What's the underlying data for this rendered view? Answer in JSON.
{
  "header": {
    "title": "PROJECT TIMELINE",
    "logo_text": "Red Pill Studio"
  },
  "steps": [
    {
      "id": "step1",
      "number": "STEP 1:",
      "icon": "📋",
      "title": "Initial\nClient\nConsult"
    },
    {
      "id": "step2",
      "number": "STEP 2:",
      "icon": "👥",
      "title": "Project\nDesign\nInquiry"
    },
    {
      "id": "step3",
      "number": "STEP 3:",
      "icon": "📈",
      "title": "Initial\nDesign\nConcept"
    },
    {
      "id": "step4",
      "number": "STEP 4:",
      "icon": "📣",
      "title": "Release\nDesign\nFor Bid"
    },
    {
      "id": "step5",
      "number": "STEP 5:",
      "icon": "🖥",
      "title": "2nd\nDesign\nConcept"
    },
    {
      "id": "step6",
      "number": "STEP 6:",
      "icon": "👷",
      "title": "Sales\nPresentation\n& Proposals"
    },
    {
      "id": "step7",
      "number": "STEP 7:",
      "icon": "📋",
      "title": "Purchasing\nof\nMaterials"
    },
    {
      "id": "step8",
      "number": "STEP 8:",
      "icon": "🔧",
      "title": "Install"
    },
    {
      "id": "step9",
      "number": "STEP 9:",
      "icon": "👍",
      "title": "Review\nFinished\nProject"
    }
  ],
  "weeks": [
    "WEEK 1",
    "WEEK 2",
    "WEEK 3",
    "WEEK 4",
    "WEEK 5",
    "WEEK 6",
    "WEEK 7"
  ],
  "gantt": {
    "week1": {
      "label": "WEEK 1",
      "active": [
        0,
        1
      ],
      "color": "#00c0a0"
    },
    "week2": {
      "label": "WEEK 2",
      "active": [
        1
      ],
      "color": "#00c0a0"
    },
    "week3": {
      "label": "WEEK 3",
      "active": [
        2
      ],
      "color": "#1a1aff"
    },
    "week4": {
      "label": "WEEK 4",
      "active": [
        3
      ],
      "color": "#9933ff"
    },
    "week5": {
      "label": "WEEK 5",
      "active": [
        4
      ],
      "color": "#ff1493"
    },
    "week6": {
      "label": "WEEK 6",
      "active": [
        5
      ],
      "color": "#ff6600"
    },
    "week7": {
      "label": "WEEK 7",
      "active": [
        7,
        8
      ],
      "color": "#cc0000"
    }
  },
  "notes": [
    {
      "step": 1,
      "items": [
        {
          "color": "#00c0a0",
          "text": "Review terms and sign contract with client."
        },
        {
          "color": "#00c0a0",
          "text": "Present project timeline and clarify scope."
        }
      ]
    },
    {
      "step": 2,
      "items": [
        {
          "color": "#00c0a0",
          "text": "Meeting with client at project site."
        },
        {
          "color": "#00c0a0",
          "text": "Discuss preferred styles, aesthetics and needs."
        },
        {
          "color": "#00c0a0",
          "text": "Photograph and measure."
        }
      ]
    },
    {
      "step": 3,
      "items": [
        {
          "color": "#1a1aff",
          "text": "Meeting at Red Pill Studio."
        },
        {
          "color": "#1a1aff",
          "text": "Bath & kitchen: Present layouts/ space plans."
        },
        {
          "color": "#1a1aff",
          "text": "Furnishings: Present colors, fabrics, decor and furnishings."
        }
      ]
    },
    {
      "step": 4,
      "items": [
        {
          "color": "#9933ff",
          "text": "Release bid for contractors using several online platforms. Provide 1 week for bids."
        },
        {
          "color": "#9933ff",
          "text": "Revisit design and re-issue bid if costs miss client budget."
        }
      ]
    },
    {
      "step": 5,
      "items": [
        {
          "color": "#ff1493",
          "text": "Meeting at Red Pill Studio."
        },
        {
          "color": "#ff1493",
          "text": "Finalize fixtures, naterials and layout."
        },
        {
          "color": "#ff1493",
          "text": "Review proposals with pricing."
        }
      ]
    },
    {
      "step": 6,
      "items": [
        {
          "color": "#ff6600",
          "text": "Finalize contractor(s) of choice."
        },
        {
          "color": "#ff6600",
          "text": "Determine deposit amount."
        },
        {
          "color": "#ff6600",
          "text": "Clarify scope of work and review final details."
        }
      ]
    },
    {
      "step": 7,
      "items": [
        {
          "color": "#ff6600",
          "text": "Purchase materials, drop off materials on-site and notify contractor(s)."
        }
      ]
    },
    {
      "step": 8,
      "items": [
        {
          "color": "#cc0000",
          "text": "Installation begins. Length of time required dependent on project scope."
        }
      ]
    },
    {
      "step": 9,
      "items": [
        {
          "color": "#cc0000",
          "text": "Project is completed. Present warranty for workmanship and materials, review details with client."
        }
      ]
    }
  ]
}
——————————
== REQUIRED TASK ==
Find every line in the records above that holds the word "Release", and copy each one.

== FULL SOLUTION ==
      "title": "Release\nDesign\nFor Bid"
          "text": "Release bid for contractors using several online platforms. Provide 1 week for bids."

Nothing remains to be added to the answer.